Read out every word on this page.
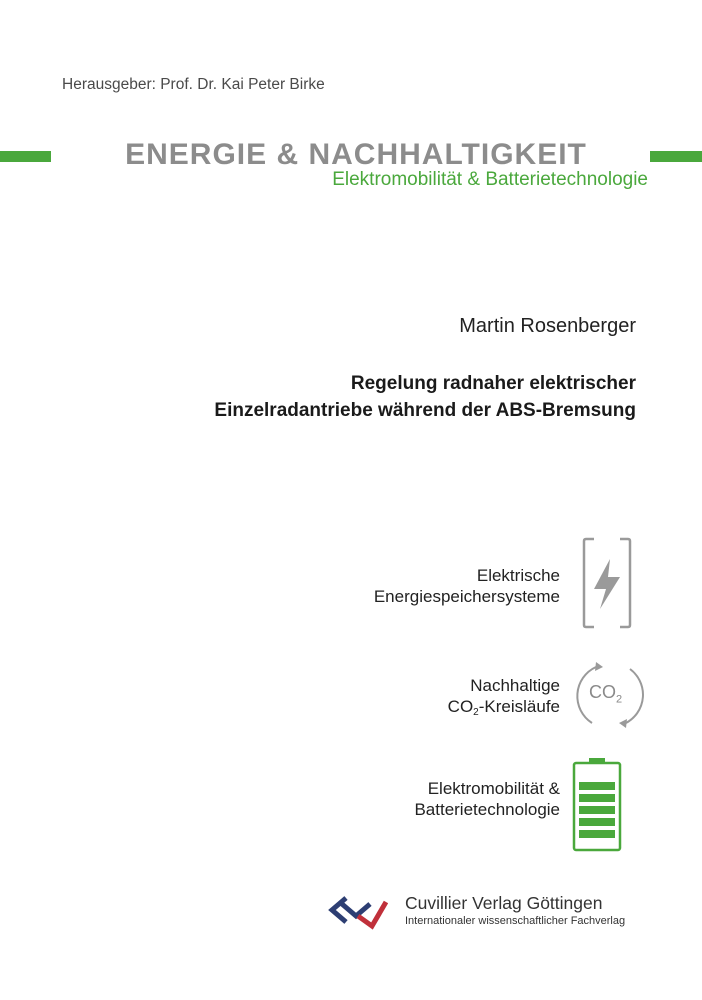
Herausgeber: Prof. Dr. Kai Peter Birke
ENERGIE & NACHHALTIGKEIT
Elektromobilität & Batterietechnologie
Martin Rosenberger
Regelung radnaher elektrischer
Einzelradantriebe während der ABS-Bremsung
Elektrische
Energiespeichersysteme
Nachhaltige
$CO_2$-Kreisläufe
$CO_2$
Elektromobilität &
Batterietechnologie
Cuvillier Verlag Göttingen
Internationaler wissenschaftlicher Fachverlag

===

=== Exercise directions ===
In the lines above, find each one with "Batterietechnologie" and list it.

=== Written solution ===
Elektromobilität & Batterietechnologie
Batterietechnologie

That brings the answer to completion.